• Records
◇ ◇ ◇ ◇ ◇ ◇ ◇

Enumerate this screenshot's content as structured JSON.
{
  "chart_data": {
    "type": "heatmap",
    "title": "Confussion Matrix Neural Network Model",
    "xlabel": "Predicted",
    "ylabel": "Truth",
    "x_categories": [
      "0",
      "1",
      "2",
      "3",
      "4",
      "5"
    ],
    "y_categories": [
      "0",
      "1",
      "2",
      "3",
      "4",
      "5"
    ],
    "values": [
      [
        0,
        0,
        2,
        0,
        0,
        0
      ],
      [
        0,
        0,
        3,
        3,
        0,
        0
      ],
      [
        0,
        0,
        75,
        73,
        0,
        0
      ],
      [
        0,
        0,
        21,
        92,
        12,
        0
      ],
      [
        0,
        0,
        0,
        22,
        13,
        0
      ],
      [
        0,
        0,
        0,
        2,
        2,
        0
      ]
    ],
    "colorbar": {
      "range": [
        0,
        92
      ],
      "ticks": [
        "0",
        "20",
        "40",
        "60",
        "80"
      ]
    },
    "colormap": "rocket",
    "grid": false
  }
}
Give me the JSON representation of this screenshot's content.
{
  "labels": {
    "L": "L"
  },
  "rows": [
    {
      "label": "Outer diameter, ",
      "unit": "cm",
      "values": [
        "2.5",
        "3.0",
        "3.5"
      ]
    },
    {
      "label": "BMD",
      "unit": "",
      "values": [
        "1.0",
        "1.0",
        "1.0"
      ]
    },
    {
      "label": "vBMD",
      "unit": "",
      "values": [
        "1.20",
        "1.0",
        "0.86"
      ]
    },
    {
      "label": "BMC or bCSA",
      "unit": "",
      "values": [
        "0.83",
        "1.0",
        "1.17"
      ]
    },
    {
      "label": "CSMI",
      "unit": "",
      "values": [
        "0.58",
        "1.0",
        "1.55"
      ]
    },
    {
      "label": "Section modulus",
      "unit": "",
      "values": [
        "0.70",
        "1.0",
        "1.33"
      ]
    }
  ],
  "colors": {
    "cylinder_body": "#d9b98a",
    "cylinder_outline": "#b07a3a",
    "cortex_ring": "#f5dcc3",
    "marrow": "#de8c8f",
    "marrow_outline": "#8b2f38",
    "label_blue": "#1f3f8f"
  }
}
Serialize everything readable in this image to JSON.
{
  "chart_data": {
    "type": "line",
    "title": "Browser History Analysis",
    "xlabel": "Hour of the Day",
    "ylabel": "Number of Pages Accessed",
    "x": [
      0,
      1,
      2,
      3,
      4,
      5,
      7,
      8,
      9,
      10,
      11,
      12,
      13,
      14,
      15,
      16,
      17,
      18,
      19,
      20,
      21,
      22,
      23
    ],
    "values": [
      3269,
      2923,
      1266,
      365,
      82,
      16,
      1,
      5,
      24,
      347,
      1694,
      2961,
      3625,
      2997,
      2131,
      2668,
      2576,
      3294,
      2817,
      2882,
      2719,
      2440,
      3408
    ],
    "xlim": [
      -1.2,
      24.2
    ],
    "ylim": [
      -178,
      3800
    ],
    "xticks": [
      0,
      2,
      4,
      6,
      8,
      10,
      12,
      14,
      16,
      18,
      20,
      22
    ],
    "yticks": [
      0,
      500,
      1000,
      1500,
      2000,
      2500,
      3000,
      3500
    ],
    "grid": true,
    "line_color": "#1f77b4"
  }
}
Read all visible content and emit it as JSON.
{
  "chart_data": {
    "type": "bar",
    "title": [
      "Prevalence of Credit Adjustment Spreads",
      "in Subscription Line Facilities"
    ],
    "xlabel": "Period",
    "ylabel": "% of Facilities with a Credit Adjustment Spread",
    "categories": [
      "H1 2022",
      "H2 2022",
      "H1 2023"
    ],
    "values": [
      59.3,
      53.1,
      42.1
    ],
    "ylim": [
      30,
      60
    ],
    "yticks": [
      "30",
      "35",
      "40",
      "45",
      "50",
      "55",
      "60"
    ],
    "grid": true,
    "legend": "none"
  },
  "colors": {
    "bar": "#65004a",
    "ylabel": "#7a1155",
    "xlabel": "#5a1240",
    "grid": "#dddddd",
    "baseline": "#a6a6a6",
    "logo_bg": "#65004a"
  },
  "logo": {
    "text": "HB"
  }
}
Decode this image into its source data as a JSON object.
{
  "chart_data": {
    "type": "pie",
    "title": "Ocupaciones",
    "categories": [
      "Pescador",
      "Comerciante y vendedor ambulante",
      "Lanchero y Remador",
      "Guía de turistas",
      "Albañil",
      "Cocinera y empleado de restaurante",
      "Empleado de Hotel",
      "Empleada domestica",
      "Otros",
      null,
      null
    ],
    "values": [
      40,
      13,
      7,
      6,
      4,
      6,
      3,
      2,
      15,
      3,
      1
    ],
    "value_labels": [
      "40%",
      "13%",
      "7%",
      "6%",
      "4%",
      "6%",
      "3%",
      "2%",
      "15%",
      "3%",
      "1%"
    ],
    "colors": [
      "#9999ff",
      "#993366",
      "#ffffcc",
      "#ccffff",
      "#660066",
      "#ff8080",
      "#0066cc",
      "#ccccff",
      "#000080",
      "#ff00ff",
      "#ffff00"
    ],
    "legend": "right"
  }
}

◇ ◇ ◇ ◇ ◇ ◇ ◇

• Given request
From the data, pick out every line that includes "title".

• Task result
    "title": "Confussion Matrix Neural Network Model",
    "title": "Browser History Analysis",
    "title": [
    "title": "Ocupaciones",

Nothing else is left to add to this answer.